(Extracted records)

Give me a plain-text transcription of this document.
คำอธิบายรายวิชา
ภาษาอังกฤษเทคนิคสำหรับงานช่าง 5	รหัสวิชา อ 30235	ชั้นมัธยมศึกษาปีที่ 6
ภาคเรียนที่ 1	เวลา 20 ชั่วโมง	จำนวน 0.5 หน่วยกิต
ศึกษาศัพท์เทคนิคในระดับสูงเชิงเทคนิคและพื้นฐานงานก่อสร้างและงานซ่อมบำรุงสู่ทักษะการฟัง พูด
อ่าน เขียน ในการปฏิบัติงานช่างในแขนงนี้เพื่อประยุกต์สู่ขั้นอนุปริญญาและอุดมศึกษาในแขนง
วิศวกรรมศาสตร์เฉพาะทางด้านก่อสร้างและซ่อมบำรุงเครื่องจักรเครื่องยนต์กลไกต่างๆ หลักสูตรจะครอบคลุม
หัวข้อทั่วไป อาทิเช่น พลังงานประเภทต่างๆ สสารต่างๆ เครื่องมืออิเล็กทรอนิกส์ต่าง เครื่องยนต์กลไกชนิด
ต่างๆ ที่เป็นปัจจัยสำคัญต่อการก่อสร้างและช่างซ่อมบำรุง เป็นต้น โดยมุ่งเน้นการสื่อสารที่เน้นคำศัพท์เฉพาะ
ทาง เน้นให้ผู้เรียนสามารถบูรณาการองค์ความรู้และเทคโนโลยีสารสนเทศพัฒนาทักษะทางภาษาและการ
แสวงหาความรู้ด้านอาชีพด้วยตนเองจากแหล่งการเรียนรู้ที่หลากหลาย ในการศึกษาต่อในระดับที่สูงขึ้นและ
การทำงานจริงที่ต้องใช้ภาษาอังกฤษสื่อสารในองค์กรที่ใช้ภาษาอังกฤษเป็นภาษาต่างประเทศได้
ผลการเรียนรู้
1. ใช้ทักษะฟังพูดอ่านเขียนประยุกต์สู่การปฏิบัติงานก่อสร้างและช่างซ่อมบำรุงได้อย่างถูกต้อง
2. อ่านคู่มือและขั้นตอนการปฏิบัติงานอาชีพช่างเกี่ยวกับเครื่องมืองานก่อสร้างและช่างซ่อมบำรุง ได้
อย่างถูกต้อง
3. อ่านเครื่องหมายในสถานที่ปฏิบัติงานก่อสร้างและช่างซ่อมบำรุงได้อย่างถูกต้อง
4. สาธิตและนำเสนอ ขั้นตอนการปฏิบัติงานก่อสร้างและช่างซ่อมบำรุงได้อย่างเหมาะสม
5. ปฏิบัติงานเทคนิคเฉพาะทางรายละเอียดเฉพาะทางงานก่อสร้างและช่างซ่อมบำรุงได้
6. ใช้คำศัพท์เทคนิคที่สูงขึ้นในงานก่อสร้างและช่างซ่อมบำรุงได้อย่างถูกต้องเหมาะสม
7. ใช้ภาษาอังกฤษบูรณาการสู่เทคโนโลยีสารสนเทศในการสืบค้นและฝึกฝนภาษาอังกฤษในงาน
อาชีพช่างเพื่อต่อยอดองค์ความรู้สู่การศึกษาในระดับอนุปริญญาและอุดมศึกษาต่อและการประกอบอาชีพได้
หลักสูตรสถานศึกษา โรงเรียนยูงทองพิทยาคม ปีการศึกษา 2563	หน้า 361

### REQUIRED WORK
Set down the material above again, word for word.

### FULL RESPONSE
Give me a plain-text transcription of this document.
คำอธิบายรายวิชา
ภาษาอังกฤษเทคนิคสำหรับงานช่าง 5	รหัสวิชา อ 30235	ชั้นมัธยมศึกษาปีที่ 6
ภาคเรียนที่ 1	เวลา 20 ชั่วโมง	จำนวน 0.5 หน่วยกิต
ศึกษาศัพท์เทคนิคในระดับสูงเชิงเทคนิคและพื้นฐานงานก่อสร้างและงานซ่อมบำรุงสู่ทักษะการฟัง พูด
อ่าน เขียน ในการปฏิบัติงานช่างในแขนงนี้เพื่อประยุกต์สู่ขั้นอนุปริญญาและอุดมศึกษาในแขนง
วิศวกรรมศาสตร์เฉพาะทางด้านก่อสร้างและซ่อมบำรุงเครื่องจักรเครื่องยนต์กลไกต่างๆ หลักสูตรจะครอบคลุม
หัวข้อทั่วไป อาทิเช่น พลังงานประเภทต่างๆ สสารต่างๆ เครื่องมืออิเล็กทรอนิกส์ต่าง เครื่องยนต์กลไกชนิด
ต่างๆ ที่เป็นปัจจัยสำคัญต่อการก่อสร้างและช่างซ่อมบำรุง เป็นต้น โดยมุ่งเน้นการสื่อสารที่เน้นคำศัพท์เฉพาะ
ทาง เน้นให้ผู้เรียนสามารถบูรณาการองค์ความรู้และเทคโนโลยีสารสนเทศพัฒนาทักษะทางภาษาและการ
แสวงหาความรู้ด้านอาชีพด้วยตนเองจากแหล่งการเรียนรู้ที่หลากหลาย ในการศึกษาต่อในระดับที่สูงขึ้นและ
การทำงานจริงที่ต้องใช้ภาษาอังกฤษสื่อสารในองค์กรที่ใช้ภาษาอังกฤษเป็นภาษาต่างประเทศได้
ผลการเรียนรู้
1. ใช้ทักษะฟังพูดอ่านเขียนประยุกต์สู่การปฏิบัติงานก่อสร้างและช่างซ่อมบำรุงได้อย่างถูกต้อง
2. อ่านคู่มือและขั้นตอนการปฏิบัติงานอาชีพช่างเกี่ยวกับเครื่องมืองานก่อสร้างและช่างซ่อมบำรุง ได้
อย่างถูกต้อง
3. อ่านเครื่องหมายในสถานที่ปฏิบัติงานก่อสร้างและช่างซ่อมบำรุงได้อย่างถูกต้อง
4. สาธิตและนำเสนอ ขั้นตอนการปฏิบัติงานก่อสร้างและช่างซ่อมบำรุงได้อย่างเหมาะสม
5. ปฏิบัติงานเทคนิคเฉพาะทางรายละเอียดเฉพาะทางงานก่อสร้างและช่างซ่อมบำรุงได้
6. ใช้คำศัพท์เทคนิคที่สูงขึ้นในงานก่อสร้างและช่างซ่อมบำรุงได้อย่างถูกต้องเหมาะสม
7. ใช้ภาษาอังกฤษบูรณาการสู่เทคโนโลยีสารสนเทศในการสืบค้นและฝึกฝนภาษาอังกฤษในงาน
อาชีพช่างเพื่อต่อยอดองค์ความรู้สู่การศึกษาในระดับอนุปริญญาและอุดมศึกษาต่อและการประกอบอาชีพได้
หลักสูตรสถานศึกษา โรงเรียนยูงทองพิทยาคม ปีการศึกษา 2563	หน้า 361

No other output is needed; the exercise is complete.